--- Begin Text excerpt ---

Employers Worried About Critical Thinking Skills
Nerval's Lobster writes: Every company needs employees who can analyze information effectively, discarding what's unnecessary and digging down into what's actually useful. But employers are getting a little bit worried that U.S. schools aren't teaching students the necessary critical-thinking skills to actually succeed once they hit the open marketplace. The Wall Street Journal talked with several companies about how they judge critical-thinking skills, a few of which ask candidates to submit to written tests to judge their problem-solving abilities. But that sidesteps the larger question: do schools need to shift their focus onto different teaching methods (i.e., downplaying the need for students to memorize lots of information), or is our educational pipeline just fine, thank you very much?
Except they still want standardized, punctual, obedient, docile workers that will take substandard wages and living conditions while thanking their overlords that they're not homeless.
It's even easier when you flood the market (see Google/FaceCrook manufactured tech worker shortage for details).
I think, ultimately, what critical thinking means is to internalize the ideology of your employer, i.e. you're hired to make decisions that account for everything that fits your employer's methods and goals. This is necessary because there are many, many minute decisions for the employee to make that the employer simply cannot dictate to the employee in every case. The book "Disciplined Minds" called this ideological discipline, and discussed it at length in terms of professional level work, where the professional is trusted to maintain the company ideology within the narrow range of creativity defined by their job. Makes sense to me.
I wouldn't be surprised, but we could fix it by refusing to let corporations sponsor people for visas.
I write sci-fi for metalheads
Exactly this! People forget that in the 1930s the US adopted the Prussian education system and dumped the classical education system for exactly this reason. What I find at least as interesting is that Germany followed suit much much later. Germany has gone from one of the best educated societies to as bad as the US in about 1/2 the time. Perhaps due to smaller scale, or perhaps because the implementation in the US was progressively implemented and the result exported to Germany.
-The wise argue that there are few absolutes, the fool argues that there are no probabilities.
To way too many people "critical thinking" seems to just mean criticizing the establishment just because it's the establishment.
or "You're wrong because your way doesn't use the new shiny I use but some old thing ..."

--- End Text excerpt ---

Set tasks
1) Which newspaper does the critical-thinking discussion say talked with several companies about how they judge critical-thinking skills?
2) Go on with the critical-thinking discussion, starting after its final comment.
The listing that follows comes from a different source than the critical-thinking discussion.

--- Begin Data section ---

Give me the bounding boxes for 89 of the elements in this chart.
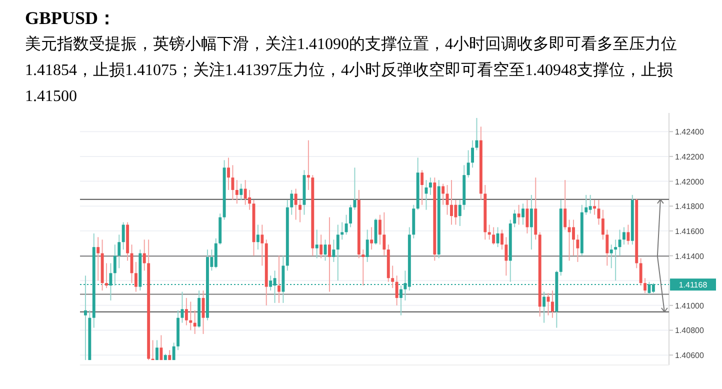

--- End Data section ---

Solved tasks
1) The Wall Street Journal.

2)
I'm a consultant - I convert gibberish into cash-flow.
Perhaps it's time to downvalue memory and detail retention?
With the internet always available, knowing what to do seems to be the key to success, while figuring out how to do it can be achieved with a quick search (I personally start with wikipedia). What cannot be found on wikipedia is how to model a problem such that it can be deconstructed into smaller pieces. That's where a broad and comprehensive education comes in. I'm all for requiring less memory intensive tasks, and more 'from-start-to-finish' problem solving tasks that require active creativity and input.
As for critical thinking, hell yes. The world as a whole can only benefit from critical thinking and questioning beliefs. Stop with the 'listen and believe', start with the 'independently verify'. This would help in matters ranging from 'whom can I trust with my life savings?' to 'what political candidate isn't a twisted sadist lying bastard hellbent on screwing the whole country?'.
And to sweeten the bargain, once the citizenry starts practising this type of behaviour, politicians and corporations will have to follow suit if they wish to retain their voters/consumers.
No, really! The Republican party had the opposition of "teaching of higher-order thinking skills, critical thinking skills and similar programs" in schools written in their platform document as one of their policy aims.
Wash post
The problem with critical thinking is that it makes people... critical.
It's nonsensical to do an awful lot of things that the average business will do. Critical thinking questions that. Rightly so, but that's not compatible with the way many do business.
And I dispute that you can "teach" critical thinking. You can expose students to it, and ask them to practice it, but teaching it is another matter.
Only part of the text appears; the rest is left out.